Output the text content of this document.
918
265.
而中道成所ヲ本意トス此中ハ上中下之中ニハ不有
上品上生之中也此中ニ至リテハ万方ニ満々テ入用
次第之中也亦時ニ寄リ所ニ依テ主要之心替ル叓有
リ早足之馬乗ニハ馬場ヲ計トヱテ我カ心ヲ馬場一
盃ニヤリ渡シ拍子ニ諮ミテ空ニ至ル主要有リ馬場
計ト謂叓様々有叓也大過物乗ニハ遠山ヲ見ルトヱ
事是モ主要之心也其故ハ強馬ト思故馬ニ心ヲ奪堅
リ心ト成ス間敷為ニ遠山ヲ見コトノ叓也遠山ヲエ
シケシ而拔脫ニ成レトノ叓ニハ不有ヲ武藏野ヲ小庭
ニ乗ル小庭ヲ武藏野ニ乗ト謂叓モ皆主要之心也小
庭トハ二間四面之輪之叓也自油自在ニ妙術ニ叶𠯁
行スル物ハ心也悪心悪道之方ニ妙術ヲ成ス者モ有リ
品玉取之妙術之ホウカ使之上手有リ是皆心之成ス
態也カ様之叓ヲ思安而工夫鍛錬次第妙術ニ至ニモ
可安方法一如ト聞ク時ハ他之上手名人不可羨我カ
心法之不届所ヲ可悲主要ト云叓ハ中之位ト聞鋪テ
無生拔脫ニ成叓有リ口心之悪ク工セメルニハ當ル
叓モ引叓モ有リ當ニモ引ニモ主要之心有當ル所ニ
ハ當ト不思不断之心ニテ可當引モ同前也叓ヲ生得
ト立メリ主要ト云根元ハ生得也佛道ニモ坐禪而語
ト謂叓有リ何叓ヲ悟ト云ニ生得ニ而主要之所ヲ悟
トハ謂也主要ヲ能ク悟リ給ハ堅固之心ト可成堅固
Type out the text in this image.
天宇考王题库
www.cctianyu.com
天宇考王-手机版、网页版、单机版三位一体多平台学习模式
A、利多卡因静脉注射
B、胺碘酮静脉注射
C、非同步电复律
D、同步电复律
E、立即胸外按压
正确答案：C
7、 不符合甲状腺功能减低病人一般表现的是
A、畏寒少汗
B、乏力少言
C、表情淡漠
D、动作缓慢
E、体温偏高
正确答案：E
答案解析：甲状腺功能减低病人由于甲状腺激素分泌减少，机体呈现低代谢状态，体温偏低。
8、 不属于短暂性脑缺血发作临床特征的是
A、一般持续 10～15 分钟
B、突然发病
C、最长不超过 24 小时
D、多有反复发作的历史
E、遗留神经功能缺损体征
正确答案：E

Direction
Every line above should be retyped exactly as given.

Finished task
Output the text content of this document.
918
265.
而中道成所ヲ本意トス此中ハ上中下之中ニハ不有
上品上生之中也此中ニ至リテハ万方ニ満々テ入用
次第之中也亦時ニ寄リ所ニ依テ主要之心替ル叓有
リ早足之馬乗ニハ馬場ヲ計トヱテ我カ心ヲ馬場一
盃ニヤリ渡シ拍子ニ諮ミテ空ニ至ル主要有リ馬場
計ト謂叓様々有叓也大過物乗ニハ遠山ヲ見ルトヱ
事是モ主要之心也其故ハ強馬ト思故馬ニ心ヲ奪堅
リ心ト成ス間敷為ニ遠山ヲ見コトノ叓也遠山ヲエ
シケシ而拔脫ニ成レトノ叓ニハ不有ヲ武藏野ヲ小庭
ニ乗ル小庭ヲ武藏野ニ乗ト謂叓モ皆主要之心也小
庭トハ二間四面之輪之叓也自油自在ニ妙術ニ叶𠯁
行スル物ハ心也悪心悪道之方ニ妙術ヲ成ス者モ有リ
品玉取之妙術之ホウカ使之上手有リ是皆心之成ス
態也カ様之叓ヲ思安而工夫鍛錬次第妙術ニ至ニモ
可安方法一如ト聞ク時ハ他之上手名人不可羨我カ
心法之不届所ヲ可悲主要ト云叓ハ中之位ト聞鋪テ
無生拔脫ニ成叓有リ口心之悪ク工セメルニハ當ル
叓モ引叓モ有リ當ニモ引ニモ主要之心有當ル所ニ
ハ當ト不思不断之心ニテ可當引モ同前也叓ヲ生得
ト立メリ主要ト云根元ハ生得也佛道ニモ坐禪而語
ト謂叓有リ何叓ヲ悟ト云ニ生得ニ而主要之所ヲ悟
トハ謂也主要ヲ能ク悟リ給ハ堅固之心ト可成堅固
Type out the text in this image.
天宇考王题库
www.cctianyu.com
天宇考王-手机版、网页版、单机版三位一体多平台学习模式
A、利多卡因静脉注射
B、胺碘酮静脉注射
C、非同步电复律
D、同步电复律
E、立即胸外按压
正确答案：C
7、 不符合甲状腺功能减低病人一般表现的是
A、畏寒少汗
B、乏力少言
C、表情淡漠
D、动作缓慢
E、体温偏高
正确答案：E
答案解析：甲状腺功能减低病人由于甲状腺激素分泌减少，机体呈现低代谢状态，体温偏低。
8、 不属于短暂性脑缺血发作临床特征的是
A、一般持续 10～15 分钟
B、突然发病
C、最长不超过 24 小时
D、多有反复发作的历史
E、遗留神经功能缺损体征
正确答案：E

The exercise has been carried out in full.